● **Task statement**
Search the material for the string "Financial" and copy each line where it occurs.
════════
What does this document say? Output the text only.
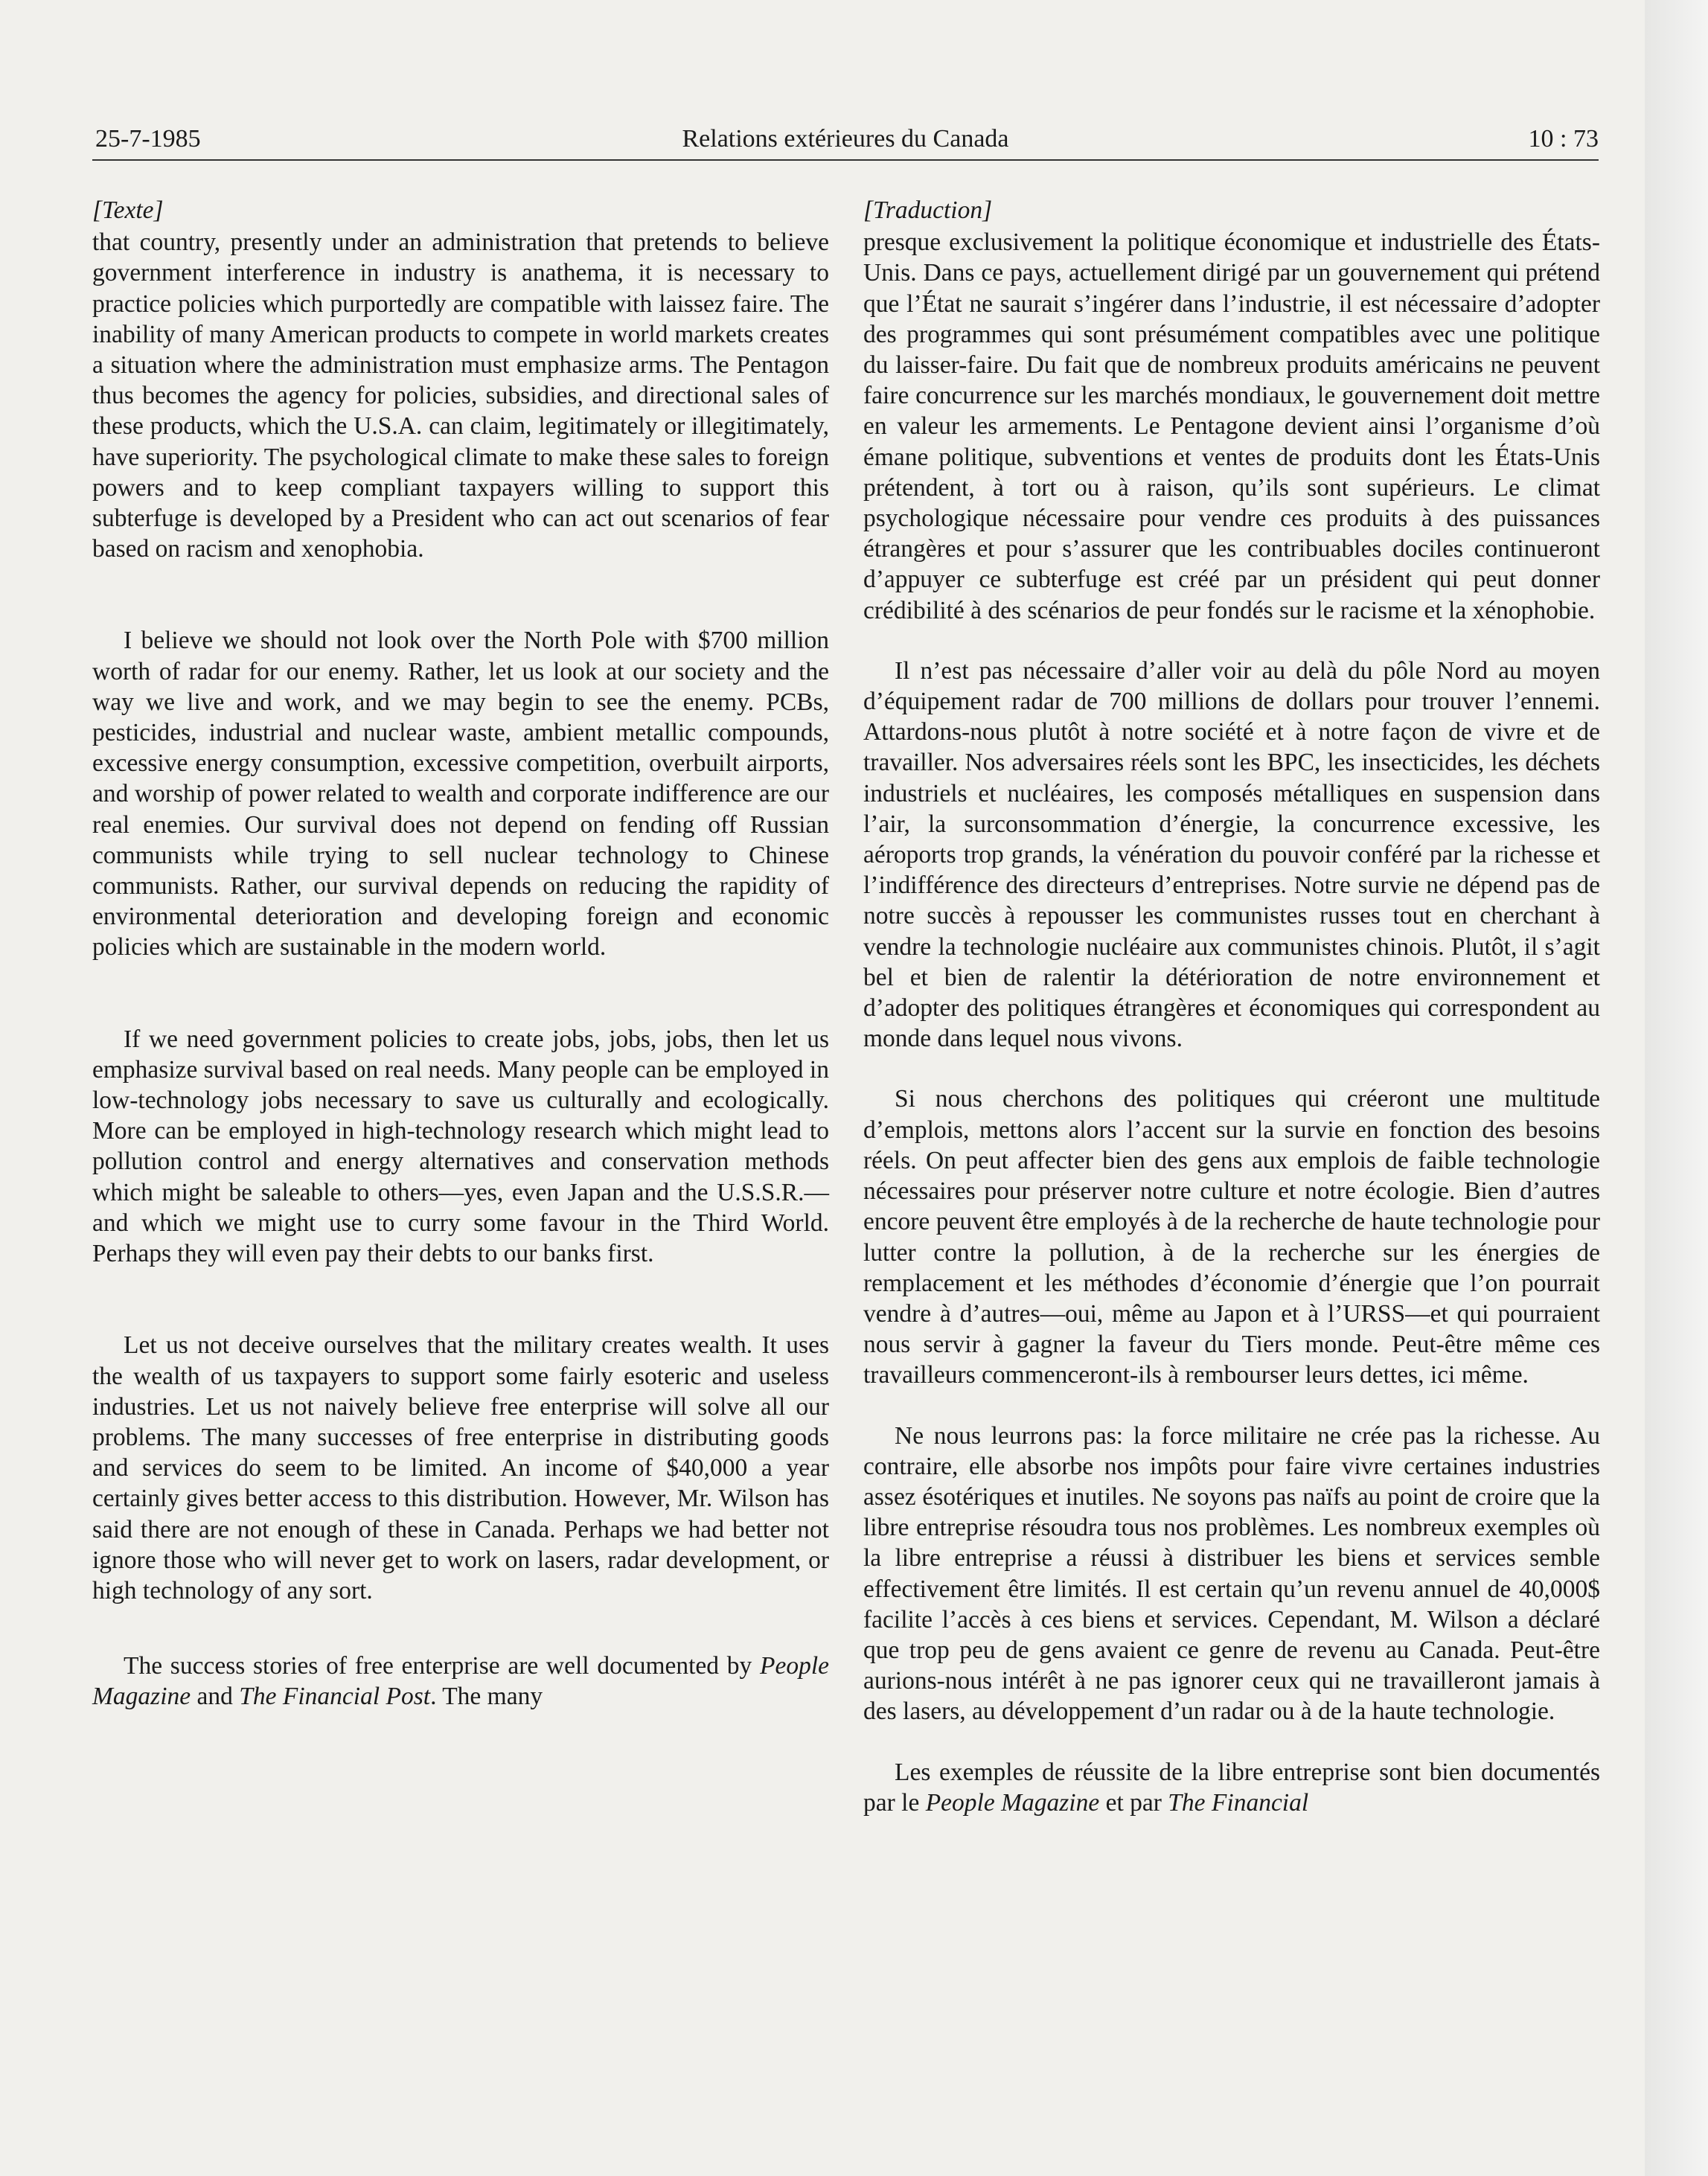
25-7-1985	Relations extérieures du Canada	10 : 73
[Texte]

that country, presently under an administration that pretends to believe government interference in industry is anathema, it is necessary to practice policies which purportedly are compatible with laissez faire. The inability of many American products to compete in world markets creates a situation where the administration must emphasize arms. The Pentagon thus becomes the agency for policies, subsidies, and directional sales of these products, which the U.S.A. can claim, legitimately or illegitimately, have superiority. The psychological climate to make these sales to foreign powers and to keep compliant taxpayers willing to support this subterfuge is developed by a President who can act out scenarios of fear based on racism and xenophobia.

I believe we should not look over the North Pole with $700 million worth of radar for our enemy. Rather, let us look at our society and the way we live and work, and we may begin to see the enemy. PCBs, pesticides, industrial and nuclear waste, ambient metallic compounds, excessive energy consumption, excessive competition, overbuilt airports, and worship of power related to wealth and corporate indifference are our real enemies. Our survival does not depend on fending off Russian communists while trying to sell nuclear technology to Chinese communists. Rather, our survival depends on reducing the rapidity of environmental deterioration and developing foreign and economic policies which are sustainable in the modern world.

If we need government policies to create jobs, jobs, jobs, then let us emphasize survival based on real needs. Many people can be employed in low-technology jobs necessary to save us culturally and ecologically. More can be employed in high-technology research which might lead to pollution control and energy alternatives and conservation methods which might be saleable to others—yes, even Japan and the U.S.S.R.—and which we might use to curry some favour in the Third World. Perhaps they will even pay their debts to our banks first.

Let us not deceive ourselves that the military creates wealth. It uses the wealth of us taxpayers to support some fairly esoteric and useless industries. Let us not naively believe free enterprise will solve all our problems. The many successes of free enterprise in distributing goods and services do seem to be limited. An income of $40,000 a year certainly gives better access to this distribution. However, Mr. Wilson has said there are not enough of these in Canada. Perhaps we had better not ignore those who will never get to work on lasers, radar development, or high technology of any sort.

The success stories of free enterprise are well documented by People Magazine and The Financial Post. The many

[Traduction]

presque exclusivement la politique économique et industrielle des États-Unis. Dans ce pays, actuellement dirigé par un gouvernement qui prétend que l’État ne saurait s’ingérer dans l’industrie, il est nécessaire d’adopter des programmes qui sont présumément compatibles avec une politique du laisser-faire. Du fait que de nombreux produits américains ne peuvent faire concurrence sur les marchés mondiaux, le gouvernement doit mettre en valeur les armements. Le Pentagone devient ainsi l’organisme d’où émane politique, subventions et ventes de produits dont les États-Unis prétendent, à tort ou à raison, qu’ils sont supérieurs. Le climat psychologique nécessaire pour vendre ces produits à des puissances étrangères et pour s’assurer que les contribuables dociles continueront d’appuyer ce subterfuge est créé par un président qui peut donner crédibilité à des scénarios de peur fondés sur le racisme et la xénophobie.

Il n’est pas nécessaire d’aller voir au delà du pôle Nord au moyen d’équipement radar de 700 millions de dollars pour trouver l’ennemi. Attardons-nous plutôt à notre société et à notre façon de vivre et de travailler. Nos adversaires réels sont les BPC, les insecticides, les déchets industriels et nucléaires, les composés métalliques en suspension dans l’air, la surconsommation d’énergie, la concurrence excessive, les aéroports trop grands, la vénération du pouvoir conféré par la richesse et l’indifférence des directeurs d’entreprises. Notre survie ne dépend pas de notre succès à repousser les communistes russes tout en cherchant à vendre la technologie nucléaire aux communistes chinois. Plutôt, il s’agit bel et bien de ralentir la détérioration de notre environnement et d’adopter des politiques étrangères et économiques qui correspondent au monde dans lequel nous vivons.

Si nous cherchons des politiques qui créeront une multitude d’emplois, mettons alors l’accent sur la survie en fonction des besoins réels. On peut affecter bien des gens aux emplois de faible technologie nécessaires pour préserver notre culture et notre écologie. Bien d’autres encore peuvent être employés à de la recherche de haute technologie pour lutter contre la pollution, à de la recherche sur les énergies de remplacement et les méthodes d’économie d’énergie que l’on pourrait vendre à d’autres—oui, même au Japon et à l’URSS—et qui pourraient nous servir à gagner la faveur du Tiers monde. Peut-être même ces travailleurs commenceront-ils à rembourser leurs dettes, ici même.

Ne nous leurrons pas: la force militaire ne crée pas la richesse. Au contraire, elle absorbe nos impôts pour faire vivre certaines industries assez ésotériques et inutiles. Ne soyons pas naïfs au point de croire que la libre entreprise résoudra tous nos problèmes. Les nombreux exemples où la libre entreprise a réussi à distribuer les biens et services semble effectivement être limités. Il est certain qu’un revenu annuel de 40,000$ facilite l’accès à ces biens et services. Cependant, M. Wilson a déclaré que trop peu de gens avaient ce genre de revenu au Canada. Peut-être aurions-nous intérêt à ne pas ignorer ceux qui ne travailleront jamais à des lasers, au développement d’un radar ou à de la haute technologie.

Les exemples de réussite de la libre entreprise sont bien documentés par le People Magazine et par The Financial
════════
● **Response to the exercise**
The success stories of free enterprise are well documented by People Magazine and The Financial Post. The many
Les exemples de réussite de la libre entreprise sont bien documentés par le People Magazine et par The Financial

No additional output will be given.